● WHAT YOU NEED TO DO: Please report every line from the material that contains the word "this".

Data entries
-- -- --

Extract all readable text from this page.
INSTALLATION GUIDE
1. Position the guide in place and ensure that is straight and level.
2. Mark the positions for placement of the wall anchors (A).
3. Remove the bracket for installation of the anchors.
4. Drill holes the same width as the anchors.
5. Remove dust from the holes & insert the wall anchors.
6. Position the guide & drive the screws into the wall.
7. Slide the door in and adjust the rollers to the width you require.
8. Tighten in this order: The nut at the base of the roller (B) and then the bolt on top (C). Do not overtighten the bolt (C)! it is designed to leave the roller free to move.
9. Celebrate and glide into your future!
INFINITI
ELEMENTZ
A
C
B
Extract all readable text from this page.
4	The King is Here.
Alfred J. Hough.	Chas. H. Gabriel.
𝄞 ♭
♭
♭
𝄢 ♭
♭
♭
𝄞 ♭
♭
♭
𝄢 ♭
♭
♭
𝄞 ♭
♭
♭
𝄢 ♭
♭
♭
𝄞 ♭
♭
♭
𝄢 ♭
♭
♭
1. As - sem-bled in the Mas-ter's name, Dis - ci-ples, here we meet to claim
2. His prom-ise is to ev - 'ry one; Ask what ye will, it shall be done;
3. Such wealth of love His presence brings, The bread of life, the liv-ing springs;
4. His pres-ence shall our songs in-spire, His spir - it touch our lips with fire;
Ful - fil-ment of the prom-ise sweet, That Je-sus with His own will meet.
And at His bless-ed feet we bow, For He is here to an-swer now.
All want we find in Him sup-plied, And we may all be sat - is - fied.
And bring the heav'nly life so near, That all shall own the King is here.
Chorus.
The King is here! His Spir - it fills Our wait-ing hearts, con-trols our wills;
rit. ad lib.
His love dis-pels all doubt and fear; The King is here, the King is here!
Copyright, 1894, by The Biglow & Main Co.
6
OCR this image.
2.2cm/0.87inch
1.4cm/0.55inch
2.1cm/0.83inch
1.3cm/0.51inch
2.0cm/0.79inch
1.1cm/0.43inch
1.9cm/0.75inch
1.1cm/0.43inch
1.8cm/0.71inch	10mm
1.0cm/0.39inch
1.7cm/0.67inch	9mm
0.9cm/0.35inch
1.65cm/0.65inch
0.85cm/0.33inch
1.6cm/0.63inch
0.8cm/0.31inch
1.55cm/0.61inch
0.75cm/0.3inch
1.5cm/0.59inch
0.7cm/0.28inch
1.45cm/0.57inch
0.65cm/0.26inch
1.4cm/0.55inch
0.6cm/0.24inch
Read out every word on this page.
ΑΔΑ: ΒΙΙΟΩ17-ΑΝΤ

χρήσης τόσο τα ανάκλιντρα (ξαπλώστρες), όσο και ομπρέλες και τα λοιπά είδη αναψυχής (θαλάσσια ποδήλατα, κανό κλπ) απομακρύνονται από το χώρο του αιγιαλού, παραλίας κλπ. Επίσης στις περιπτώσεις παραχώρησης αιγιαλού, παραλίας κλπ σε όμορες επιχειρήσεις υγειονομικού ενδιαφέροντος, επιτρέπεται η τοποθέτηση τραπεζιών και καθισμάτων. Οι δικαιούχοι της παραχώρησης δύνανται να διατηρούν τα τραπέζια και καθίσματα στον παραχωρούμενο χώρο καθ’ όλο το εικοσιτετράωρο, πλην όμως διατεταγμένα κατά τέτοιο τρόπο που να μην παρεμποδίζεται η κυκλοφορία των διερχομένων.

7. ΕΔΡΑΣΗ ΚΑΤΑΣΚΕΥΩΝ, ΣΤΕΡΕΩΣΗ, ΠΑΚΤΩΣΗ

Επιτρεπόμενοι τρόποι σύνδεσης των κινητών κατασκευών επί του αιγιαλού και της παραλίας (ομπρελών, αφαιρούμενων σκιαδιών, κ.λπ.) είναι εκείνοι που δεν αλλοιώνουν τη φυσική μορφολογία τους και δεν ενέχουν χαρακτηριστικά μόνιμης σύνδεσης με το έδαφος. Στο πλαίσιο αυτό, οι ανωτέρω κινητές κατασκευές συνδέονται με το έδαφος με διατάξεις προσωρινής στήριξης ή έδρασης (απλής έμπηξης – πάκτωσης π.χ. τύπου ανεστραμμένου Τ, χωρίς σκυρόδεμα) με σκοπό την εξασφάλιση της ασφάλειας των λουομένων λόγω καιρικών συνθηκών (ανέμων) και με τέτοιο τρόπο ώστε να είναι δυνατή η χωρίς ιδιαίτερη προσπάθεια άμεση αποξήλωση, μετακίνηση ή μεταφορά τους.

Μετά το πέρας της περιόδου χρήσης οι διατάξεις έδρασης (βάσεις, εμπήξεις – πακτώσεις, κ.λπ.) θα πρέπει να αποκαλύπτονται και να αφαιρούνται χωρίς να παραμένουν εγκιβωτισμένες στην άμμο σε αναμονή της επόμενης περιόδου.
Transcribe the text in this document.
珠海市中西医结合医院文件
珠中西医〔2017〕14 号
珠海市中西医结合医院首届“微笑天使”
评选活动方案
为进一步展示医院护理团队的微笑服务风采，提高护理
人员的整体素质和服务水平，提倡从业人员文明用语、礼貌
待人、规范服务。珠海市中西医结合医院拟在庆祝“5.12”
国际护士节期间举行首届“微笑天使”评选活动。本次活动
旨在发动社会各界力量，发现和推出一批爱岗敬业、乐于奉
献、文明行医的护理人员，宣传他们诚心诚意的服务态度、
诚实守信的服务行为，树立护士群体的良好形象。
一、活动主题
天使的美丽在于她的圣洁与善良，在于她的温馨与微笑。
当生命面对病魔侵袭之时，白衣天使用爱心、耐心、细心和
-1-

-- -- --

● WORKED ANSWER:
Extract all readable text from this page.
8. Tighten in this order: The nut at the base of the roller (B) and then the bolt on top (C). Do not overtighten the bolt (C)! it is designed to leave the roller free to move.
Extract all readable text from this page.
OCR this image.
Read out every word on this page.
Transcribe the text in this document.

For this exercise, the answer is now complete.